§ **WHAT TO WORK ON**
Wherever a line holds the string "detached", copy that line.

§ **RECORDS FOR THE TASK**
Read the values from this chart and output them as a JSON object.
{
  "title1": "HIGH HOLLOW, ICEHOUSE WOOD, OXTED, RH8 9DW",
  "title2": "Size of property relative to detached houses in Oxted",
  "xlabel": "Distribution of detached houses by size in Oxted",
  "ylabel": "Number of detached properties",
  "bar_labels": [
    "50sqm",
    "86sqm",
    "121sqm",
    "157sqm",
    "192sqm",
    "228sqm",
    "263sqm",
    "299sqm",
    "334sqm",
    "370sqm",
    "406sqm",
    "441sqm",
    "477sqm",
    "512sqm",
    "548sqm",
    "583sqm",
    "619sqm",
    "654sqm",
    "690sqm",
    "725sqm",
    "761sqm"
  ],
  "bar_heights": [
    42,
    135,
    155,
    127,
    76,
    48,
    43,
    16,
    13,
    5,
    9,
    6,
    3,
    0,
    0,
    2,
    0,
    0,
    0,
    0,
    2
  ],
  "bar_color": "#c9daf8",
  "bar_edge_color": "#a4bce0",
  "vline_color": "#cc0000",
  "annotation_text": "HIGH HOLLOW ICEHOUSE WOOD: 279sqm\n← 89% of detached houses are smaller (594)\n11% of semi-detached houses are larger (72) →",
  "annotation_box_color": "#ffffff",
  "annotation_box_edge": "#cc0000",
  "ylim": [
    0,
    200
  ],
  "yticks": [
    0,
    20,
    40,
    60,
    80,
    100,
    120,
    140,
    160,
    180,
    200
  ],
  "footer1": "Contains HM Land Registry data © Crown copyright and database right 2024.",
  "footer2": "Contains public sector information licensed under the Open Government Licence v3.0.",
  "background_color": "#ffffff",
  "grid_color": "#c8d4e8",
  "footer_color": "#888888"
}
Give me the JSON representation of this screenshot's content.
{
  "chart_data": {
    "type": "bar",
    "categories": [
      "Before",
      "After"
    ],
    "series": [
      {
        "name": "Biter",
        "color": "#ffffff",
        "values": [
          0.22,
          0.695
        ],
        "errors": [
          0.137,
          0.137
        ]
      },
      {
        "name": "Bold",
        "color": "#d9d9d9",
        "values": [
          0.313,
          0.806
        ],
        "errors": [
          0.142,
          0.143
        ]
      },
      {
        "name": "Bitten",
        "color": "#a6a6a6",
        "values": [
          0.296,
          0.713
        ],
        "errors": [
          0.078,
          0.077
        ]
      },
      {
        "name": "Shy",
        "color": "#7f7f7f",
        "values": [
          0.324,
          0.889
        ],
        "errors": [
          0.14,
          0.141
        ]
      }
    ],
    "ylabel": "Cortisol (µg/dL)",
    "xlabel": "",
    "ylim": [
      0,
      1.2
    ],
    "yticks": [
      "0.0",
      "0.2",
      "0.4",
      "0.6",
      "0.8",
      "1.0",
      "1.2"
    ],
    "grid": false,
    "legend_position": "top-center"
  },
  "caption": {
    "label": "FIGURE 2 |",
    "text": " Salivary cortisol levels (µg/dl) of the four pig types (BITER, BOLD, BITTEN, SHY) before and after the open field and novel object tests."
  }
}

§ **RESULT BELOW**
  "title2": "Size of property relative to detached houses in Oxted",
  "xlabel": "Distribution of detached houses by size in Oxted",
  "ylabel": "Number of detached properties",
  "annotation_text": "HIGH HOLLOW ICEHOUSE WOOD: 279sqm\n← 89% of detached houses are smaller (594)\n11% of semi-detached houses are larger (72) →",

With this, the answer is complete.